◆ Instructions to follow:
From the listing below, extract every line containing "filter".

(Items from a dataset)

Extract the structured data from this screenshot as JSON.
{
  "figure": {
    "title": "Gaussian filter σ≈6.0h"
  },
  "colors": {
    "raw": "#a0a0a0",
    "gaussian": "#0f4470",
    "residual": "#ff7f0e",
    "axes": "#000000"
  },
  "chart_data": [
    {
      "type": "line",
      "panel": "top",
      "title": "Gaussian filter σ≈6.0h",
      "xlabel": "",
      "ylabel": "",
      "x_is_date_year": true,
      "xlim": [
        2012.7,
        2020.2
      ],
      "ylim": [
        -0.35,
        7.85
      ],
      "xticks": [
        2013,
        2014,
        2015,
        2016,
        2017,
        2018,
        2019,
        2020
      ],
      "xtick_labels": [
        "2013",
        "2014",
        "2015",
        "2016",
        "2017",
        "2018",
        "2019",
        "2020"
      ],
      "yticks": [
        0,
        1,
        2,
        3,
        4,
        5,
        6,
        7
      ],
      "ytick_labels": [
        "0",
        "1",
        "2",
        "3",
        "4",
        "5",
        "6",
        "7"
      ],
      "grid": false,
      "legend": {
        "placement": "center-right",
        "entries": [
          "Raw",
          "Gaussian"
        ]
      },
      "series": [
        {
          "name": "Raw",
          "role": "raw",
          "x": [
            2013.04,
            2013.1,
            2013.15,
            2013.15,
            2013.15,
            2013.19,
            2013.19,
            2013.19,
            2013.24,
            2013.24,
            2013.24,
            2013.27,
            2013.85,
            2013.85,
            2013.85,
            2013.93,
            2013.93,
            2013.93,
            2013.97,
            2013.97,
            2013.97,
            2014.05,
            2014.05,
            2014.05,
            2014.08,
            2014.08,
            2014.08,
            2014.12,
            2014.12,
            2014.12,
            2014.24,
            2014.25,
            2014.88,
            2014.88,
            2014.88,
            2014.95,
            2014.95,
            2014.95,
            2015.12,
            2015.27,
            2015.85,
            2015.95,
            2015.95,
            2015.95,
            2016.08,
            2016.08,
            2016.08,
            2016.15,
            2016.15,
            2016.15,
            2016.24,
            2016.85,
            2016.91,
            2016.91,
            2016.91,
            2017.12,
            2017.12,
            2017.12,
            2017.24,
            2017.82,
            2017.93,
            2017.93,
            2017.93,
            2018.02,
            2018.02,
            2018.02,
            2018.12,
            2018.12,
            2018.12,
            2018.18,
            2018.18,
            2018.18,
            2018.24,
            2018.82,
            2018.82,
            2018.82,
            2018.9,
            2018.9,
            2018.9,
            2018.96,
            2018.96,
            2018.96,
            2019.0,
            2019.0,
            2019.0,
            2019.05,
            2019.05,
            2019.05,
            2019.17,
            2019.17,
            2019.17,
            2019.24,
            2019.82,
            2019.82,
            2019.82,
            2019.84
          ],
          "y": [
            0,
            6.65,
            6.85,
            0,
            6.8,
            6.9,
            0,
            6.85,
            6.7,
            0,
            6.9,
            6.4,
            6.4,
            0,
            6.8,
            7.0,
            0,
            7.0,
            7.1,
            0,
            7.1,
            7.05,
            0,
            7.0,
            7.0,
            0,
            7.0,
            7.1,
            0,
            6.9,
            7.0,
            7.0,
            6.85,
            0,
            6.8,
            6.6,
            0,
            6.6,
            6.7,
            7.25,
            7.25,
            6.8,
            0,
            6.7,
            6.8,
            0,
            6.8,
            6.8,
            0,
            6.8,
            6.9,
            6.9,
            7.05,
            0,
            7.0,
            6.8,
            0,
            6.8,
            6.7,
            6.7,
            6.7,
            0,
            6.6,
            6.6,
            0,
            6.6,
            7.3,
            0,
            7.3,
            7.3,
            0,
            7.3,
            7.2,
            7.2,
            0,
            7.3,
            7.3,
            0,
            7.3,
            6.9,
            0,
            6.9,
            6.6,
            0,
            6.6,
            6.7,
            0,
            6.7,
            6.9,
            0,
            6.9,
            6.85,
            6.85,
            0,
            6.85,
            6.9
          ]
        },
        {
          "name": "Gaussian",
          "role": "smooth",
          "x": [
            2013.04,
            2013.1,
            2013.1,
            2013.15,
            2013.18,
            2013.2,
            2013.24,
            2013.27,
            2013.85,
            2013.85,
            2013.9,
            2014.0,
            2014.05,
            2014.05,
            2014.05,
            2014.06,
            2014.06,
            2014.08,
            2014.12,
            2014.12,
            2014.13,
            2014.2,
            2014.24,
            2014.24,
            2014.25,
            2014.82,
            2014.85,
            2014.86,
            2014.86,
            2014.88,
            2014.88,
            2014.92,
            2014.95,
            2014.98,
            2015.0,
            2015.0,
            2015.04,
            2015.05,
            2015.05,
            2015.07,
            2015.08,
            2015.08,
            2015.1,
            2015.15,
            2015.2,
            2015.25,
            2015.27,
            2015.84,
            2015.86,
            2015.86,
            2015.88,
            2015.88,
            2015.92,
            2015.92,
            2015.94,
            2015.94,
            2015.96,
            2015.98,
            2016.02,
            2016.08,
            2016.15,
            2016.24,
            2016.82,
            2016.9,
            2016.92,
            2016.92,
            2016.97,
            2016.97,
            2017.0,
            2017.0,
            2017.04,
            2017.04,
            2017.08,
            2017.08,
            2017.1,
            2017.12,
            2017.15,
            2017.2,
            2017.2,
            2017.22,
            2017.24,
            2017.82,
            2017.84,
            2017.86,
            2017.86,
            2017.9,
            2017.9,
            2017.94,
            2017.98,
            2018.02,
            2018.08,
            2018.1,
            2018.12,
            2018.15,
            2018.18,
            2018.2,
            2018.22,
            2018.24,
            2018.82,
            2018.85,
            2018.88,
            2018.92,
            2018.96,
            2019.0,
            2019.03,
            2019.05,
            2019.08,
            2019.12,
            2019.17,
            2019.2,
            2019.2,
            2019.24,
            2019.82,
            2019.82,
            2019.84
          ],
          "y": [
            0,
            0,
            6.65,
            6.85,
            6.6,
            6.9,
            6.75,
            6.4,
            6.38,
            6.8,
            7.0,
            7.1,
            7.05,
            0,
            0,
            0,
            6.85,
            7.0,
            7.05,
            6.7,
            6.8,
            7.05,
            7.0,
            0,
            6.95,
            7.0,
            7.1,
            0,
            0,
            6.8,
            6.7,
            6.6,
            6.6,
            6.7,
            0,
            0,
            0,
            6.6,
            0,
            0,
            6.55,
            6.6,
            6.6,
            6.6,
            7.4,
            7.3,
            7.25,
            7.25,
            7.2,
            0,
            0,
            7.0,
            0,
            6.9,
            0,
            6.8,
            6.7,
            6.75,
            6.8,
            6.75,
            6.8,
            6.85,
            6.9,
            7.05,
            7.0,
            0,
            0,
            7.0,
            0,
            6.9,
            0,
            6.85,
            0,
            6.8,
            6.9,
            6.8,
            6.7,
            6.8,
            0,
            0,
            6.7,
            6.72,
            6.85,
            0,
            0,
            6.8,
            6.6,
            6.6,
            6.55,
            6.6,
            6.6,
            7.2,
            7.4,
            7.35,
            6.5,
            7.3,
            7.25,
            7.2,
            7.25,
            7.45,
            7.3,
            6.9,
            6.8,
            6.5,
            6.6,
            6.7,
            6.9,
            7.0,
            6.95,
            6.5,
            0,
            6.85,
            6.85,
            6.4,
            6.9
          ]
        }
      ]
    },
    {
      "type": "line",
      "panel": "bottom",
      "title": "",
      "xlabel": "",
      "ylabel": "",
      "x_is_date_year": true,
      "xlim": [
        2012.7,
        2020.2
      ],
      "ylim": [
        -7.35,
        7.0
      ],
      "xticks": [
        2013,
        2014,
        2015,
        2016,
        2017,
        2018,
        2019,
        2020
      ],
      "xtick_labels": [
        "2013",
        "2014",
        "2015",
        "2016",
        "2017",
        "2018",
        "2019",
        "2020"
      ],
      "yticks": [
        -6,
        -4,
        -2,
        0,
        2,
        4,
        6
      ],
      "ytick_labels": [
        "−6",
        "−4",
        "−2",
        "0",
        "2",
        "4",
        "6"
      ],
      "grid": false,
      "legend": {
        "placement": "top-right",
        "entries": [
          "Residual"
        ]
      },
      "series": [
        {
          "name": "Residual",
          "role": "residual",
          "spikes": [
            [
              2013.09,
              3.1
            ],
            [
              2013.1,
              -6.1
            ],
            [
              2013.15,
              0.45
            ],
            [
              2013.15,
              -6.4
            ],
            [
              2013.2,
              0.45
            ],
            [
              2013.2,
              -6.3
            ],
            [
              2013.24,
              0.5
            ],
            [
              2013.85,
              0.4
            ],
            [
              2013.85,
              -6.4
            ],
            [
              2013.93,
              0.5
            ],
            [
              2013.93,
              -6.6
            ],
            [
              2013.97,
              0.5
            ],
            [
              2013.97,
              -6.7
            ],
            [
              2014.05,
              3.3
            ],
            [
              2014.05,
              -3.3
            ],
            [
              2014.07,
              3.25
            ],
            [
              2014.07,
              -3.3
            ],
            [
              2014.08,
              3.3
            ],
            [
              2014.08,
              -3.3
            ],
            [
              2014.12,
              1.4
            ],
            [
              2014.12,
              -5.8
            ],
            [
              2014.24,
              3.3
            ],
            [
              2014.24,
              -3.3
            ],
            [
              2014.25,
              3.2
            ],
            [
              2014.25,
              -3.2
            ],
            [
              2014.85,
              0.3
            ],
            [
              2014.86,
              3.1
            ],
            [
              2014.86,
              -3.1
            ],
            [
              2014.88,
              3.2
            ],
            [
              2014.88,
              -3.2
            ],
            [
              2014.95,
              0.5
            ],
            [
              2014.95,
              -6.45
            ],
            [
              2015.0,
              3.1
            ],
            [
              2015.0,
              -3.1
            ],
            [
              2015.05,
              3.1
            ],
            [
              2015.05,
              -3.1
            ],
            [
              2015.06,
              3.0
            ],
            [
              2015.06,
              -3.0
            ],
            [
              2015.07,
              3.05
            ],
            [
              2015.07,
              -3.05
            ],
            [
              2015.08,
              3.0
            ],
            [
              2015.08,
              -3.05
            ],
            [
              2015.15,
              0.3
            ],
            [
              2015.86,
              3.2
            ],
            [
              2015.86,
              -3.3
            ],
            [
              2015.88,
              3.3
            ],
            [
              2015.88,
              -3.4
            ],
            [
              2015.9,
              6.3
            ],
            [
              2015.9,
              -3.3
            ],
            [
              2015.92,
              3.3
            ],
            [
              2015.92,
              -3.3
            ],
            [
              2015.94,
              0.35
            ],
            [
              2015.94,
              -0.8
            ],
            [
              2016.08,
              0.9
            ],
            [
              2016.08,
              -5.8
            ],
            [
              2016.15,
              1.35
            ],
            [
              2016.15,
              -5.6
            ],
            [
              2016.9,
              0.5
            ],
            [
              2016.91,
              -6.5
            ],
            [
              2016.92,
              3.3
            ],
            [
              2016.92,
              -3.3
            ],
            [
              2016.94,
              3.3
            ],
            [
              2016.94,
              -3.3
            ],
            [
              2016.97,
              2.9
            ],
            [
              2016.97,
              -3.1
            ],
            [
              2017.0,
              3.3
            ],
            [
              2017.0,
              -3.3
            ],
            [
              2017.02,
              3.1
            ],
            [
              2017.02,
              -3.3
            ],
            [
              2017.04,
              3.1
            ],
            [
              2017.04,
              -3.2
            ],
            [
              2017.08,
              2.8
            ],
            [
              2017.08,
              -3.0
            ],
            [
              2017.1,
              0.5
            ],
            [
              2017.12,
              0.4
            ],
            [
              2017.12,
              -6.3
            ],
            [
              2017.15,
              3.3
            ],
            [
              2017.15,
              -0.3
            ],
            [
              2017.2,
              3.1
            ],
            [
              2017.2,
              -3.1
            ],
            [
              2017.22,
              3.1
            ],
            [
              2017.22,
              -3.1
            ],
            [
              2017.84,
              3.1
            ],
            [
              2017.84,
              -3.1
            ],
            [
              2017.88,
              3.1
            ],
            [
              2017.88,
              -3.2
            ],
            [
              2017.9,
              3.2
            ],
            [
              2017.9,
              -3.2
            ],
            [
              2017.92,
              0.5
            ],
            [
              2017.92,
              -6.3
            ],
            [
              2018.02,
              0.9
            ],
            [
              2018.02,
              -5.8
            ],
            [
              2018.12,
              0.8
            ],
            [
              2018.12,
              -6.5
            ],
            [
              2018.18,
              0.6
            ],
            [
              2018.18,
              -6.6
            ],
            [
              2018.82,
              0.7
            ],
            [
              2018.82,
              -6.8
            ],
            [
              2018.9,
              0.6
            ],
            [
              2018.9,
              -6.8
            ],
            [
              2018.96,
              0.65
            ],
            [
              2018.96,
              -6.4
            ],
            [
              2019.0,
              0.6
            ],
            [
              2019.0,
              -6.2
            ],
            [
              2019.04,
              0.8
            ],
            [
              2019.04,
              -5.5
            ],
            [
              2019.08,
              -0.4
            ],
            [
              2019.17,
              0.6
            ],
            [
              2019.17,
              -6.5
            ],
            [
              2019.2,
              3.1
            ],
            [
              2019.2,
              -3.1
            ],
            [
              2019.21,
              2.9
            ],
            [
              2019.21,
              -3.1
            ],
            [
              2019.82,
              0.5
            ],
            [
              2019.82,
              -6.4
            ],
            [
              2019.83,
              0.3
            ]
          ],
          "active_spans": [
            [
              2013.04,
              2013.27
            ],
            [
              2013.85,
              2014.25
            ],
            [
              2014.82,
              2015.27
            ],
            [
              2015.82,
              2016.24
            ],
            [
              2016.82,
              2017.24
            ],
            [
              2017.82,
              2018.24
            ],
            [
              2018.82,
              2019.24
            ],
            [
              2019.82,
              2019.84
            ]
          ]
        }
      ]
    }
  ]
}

◆ Full output:
    "title": "Gaussian filter σ≈6.0h"
      "title": "Gaussian filter σ≈6.0h",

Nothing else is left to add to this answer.